------ Working data

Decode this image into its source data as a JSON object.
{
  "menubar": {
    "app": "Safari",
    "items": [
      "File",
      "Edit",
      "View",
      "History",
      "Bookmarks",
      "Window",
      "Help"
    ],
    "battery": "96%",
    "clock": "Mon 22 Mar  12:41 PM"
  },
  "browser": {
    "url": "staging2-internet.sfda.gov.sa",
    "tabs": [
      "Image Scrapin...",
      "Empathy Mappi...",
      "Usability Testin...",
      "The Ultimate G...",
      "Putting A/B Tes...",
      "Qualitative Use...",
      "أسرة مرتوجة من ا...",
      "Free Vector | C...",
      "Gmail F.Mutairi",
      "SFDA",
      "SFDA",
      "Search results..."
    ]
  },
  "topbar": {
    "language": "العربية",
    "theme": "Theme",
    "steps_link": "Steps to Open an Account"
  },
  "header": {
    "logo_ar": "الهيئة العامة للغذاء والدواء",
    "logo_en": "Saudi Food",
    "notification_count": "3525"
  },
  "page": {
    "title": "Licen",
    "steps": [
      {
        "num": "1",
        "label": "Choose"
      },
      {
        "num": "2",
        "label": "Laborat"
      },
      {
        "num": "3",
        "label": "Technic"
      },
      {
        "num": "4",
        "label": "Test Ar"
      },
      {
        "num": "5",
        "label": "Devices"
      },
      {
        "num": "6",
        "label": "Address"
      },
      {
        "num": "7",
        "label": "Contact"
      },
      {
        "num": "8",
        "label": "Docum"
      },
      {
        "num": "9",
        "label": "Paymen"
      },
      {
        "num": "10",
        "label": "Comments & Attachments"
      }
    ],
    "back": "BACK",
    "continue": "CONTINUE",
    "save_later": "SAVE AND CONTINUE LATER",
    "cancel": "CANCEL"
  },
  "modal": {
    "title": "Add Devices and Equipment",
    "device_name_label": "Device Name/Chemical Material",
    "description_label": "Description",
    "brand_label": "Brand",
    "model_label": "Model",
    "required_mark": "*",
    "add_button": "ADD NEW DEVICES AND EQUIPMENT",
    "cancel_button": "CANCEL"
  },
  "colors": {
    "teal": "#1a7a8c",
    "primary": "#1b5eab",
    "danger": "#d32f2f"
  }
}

------------

▸ **Task statement**
Output all of the data again. Match it exactly.

▸ **Exercise result**
Decode this image into its source data as a JSON object.
{
  "menubar": {
    "app": "Safari",
    "items": [
      "File",
      "Edit",
      "View",
      "History",
      "Bookmarks",
      "Window",
      "Help"
    ],
    "battery": "96%",
    "clock": "Mon 22 Mar  12:41 PM"
  },
  "browser": {
    "url": "staging2-internet.sfda.gov.sa",
    "tabs": [
      "Image Scrapin...",
      "Empathy Mappi...",
      "Usability Testin...",
      "The Ultimate G...",
      "Putting A/B Tes...",
      "Qualitative Use...",
      "أسرة مرتوجة من ا...",
      "Free Vector | C...",
      "Gmail F.Mutairi",
      "SFDA",
      "SFDA",
      "Search results..."
    ]
  },
  "topbar": {
    "language": "العربية",
    "theme": "Theme",
    "steps_link": "Steps to Open an Account"
  },
  "header": {
    "logo_ar": "الهيئة العامة للغذاء والدواء",
    "logo_en": "Saudi Food",
    "notification_count": "3525"
  },
  "page": {
    "title": "Licen",
    "steps": [
      {
        "num": "1",
        "label": "Choose"
      },
      {
        "num": "2",
        "label": "Laborat"
      },
      {
        "num": "3",
        "label": "Technic"
      },
      {
        "num": "4",
        "label": "Test Ar"
      },
      {
        "num": "5",
        "label": "Devices"
      },
      {
        "num": "6",
        "label": "Address"
      },
      {
        "num": "7",
        "label": "Contact"
      },
      {
        "num": "8",
        "label": "Docum"
      },
      {
        "num": "9",
        "label": "Paymen"
      },
      {
        "num": "10",
        "label": "Comments & Attachments"
      }
    ],
    "back": "BACK",
    "continue": "CONTINUE",
    "save_later": "SAVE AND CONTINUE LATER",
    "cancel": "CANCEL"
  },
  "modal": {
    "title": "Add Devices and Equipment",
    "device_name_label": "Device Name/Chemical Material",
    "description_label": "Description",
    "brand_label": "Brand",
    "model_label": "Model",
    "required_mark": "*",
    "add_button": "ADD NEW DEVICES AND EQUIPMENT",
    "cancel_button": "CANCEL"
  },
  "colors": {
    "teal": "#1a7a8c",
    "primary": "#1b5eab",
    "danger": "#d32f2f"
  }
}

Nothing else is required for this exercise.